### MATERIAL FOR THE TASK
※

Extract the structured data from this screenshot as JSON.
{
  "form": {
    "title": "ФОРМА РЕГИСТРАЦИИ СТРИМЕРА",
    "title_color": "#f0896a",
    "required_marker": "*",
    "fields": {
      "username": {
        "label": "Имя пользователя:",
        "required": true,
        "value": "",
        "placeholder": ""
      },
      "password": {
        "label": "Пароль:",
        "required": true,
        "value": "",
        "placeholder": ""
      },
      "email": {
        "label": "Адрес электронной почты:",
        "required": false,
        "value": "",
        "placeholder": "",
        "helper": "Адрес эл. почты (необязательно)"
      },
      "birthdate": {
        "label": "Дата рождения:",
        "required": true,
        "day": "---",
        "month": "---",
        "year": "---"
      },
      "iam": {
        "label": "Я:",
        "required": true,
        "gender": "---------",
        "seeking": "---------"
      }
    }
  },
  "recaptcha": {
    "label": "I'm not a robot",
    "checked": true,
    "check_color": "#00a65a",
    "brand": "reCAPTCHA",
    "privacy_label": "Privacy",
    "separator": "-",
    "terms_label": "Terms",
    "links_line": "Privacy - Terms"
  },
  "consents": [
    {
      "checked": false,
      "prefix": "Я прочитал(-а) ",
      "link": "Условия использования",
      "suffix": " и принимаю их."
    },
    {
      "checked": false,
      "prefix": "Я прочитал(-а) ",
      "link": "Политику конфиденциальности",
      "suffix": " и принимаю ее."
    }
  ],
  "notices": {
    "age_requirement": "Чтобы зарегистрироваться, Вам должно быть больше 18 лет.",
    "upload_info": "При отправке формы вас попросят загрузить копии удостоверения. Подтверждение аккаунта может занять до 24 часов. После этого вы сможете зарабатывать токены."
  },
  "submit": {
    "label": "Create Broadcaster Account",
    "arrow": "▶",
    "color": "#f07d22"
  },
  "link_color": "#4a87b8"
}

※

### TASK GOAL
Word for word, write out the data.

### EXPECTED ANSWER
Extract the structured data from this screenshot as JSON.
{
  "form": {
    "title": "ФОРМА РЕГИСТРАЦИИ СТРИМЕРА",
    "title_color": "#f0896a",
    "required_marker": "*",
    "fields": {
      "username": {
        "label": "Имя пользователя:",
        "required": true,
        "value": "",
        "placeholder": ""
      },
      "password": {
        "label": "Пароль:",
        "required": true,
        "value": "",
        "placeholder": ""
      },
      "email": {
        "label": "Адрес электронной почты:",
        "required": false,
        "value": "",
        "placeholder": "",
        "helper": "Адрес эл. почты (необязательно)"
      },
      "birthdate": {
        "label": "Дата рождения:",
        "required": true,
        "day": "---",
        "month": "---",
        "year": "---"
      },
      "iam": {
        "label": "Я:",
        "required": true,
        "gender": "---------",
        "seeking": "---------"
      }
    }
  },
  "recaptcha": {
    "label": "I'm not a robot",
    "checked": true,
    "check_color": "#00a65a",
    "brand": "reCAPTCHA",
    "privacy_label": "Privacy",
    "separator": "-",
    "terms_label": "Terms",
    "links_line": "Privacy - Terms"
  },
  "consents": [
    {
      "checked": false,
      "prefix": "Я прочитал(-а) ",
      "link": "Условия использования",
      "suffix": " и принимаю их."
    },
    {
      "checked": false,
      "prefix": "Я прочитал(-а) ",
      "link": "Политику конфиденциальности",
      "suffix": " и принимаю ее."
    }
  ],
  "notices": {
    "age_requirement": "Чтобы зарегистрироваться, Вам должно быть больше 18 лет.",
    "upload_info": "При отправке формы вас попросят загрузить копии удостоверения. Подтверждение аккаунта может занять до 24 часов. После этого вы сможете зарабатывать токены."
  },
  "submit": {
    "label": "Create Broadcaster Account",
    "arrow": "▶",
    "color": "#f07d22"
  },
  "link_color": "#4a87b8"
}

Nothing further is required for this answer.